• _What you should do_: Only the lines holding the string "anderen" are needed. Copy each one.

• _Extracted data entries_:
# # # # #
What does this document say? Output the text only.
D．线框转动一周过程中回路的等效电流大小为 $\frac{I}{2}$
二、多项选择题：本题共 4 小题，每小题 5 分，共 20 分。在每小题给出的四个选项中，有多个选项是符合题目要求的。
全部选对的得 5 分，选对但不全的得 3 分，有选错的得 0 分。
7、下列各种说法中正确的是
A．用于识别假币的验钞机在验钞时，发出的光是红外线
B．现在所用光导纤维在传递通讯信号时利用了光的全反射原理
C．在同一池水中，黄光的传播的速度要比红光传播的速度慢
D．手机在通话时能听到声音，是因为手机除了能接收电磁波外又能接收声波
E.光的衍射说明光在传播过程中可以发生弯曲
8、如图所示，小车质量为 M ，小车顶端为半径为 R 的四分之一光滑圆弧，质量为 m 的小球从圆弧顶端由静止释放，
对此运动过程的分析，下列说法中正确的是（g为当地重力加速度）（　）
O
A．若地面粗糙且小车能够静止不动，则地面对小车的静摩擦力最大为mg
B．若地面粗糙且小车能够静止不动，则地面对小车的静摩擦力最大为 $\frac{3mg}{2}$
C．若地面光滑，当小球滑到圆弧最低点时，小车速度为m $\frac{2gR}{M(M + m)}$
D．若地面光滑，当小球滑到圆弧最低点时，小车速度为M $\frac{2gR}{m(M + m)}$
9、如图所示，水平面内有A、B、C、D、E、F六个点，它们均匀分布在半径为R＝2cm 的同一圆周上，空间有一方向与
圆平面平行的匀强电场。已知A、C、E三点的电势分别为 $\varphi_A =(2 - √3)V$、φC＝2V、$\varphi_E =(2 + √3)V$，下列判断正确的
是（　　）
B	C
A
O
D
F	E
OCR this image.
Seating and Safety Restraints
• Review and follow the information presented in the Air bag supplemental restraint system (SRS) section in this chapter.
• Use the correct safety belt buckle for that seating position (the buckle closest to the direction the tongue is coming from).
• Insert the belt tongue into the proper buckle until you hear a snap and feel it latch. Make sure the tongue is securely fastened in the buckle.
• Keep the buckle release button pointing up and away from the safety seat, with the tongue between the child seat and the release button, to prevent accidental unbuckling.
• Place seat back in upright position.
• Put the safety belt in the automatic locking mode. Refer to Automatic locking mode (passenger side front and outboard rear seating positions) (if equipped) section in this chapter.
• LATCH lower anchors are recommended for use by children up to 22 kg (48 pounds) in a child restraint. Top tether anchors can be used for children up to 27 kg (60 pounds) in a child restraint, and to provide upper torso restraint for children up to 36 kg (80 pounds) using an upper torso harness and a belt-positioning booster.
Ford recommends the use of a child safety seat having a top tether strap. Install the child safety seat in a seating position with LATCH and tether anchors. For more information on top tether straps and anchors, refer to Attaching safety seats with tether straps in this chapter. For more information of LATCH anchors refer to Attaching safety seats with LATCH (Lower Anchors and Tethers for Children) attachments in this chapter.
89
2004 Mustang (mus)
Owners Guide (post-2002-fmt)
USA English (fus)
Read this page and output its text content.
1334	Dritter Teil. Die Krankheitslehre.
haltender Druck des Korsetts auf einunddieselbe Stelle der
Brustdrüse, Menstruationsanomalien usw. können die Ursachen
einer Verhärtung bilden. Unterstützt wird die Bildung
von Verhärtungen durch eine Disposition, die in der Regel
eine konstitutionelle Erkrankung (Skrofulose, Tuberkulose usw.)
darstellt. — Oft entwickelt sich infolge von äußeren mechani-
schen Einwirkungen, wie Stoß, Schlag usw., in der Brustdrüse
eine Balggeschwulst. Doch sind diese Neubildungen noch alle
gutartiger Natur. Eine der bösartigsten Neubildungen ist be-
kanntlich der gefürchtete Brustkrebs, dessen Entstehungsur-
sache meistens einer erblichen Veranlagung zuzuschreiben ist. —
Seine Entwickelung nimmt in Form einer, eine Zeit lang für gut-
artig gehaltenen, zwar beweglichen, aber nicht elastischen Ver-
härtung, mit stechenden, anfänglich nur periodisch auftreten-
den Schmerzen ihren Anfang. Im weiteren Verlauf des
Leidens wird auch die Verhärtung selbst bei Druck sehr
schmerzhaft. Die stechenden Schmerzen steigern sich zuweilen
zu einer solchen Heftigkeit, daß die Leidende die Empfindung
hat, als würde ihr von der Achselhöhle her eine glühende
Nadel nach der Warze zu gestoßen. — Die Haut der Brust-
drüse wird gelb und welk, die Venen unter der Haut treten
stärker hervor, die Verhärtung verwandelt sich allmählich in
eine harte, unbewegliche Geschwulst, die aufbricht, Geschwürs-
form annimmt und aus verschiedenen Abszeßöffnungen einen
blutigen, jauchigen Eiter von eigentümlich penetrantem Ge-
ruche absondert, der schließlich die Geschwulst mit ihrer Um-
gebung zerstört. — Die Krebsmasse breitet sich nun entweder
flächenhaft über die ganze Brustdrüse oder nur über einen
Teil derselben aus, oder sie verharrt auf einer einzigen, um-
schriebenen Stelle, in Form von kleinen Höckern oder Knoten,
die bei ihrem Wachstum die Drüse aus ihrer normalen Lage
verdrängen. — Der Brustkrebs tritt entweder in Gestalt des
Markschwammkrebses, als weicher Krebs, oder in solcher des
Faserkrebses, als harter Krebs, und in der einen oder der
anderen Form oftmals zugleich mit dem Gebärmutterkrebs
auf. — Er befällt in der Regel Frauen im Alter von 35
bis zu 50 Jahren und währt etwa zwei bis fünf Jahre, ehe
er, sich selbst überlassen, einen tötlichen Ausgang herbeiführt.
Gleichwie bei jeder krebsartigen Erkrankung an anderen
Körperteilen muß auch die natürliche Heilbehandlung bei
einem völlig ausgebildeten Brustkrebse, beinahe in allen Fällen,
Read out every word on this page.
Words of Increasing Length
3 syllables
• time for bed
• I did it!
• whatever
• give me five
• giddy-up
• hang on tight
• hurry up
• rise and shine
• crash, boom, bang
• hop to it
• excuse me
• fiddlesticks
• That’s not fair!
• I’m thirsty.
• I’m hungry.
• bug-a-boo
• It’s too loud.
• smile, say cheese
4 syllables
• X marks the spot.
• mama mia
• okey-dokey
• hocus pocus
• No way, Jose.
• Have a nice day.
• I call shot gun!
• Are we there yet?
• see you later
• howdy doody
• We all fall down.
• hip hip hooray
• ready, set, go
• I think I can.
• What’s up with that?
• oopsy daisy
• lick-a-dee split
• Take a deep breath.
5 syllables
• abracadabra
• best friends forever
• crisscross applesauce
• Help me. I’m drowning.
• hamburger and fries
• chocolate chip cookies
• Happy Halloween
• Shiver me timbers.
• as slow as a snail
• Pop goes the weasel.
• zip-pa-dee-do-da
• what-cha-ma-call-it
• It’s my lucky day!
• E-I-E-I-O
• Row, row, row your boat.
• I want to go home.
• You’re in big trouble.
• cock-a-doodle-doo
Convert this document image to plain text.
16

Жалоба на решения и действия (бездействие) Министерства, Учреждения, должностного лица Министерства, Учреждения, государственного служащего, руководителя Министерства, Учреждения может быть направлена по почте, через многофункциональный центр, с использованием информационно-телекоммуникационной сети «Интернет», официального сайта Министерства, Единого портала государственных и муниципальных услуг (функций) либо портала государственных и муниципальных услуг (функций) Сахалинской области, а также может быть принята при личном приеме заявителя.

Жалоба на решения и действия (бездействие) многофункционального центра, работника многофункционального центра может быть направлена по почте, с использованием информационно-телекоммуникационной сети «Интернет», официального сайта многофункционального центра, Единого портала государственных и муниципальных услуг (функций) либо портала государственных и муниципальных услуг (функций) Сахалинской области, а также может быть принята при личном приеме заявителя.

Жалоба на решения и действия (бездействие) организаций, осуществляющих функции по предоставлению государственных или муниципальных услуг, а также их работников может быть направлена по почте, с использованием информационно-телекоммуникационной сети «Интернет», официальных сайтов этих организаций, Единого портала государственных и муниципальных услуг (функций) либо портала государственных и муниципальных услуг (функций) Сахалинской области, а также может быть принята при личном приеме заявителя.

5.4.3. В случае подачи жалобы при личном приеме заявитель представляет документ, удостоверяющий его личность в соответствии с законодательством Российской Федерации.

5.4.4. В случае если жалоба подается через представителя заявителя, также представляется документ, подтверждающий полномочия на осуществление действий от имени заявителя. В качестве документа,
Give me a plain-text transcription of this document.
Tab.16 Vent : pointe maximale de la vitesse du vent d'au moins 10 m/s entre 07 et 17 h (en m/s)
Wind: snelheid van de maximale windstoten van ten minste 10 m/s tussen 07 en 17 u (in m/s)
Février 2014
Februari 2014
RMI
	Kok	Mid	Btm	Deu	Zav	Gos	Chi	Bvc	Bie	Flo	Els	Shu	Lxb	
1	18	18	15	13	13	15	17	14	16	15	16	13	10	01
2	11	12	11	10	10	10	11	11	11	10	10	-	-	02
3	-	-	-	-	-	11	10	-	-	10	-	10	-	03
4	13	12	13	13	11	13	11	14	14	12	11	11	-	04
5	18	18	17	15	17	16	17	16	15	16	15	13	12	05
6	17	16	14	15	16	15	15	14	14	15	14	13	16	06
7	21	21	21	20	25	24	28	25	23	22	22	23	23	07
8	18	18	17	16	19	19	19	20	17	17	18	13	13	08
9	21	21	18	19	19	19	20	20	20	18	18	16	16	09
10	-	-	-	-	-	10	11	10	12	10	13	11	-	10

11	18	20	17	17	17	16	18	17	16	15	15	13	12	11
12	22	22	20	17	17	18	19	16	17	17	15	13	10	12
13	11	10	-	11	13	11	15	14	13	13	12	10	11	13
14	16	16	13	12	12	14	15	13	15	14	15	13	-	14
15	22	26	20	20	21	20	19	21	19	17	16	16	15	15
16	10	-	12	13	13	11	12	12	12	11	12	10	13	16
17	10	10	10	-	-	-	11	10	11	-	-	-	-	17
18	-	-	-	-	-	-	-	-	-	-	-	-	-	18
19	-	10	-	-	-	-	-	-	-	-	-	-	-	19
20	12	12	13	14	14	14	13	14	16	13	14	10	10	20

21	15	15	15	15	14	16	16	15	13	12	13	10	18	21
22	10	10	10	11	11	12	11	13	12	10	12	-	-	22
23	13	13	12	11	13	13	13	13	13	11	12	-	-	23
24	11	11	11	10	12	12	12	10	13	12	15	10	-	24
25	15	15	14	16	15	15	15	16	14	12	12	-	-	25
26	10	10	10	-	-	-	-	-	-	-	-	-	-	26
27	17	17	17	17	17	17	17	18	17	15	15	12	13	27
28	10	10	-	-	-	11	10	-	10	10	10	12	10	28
# # # # #
• _Solution_:
anderen Form oftmals zugleich mit dem Gebärmutterkrebs
Gleichwie bei jeder krebsartigen Erkrankung an anderen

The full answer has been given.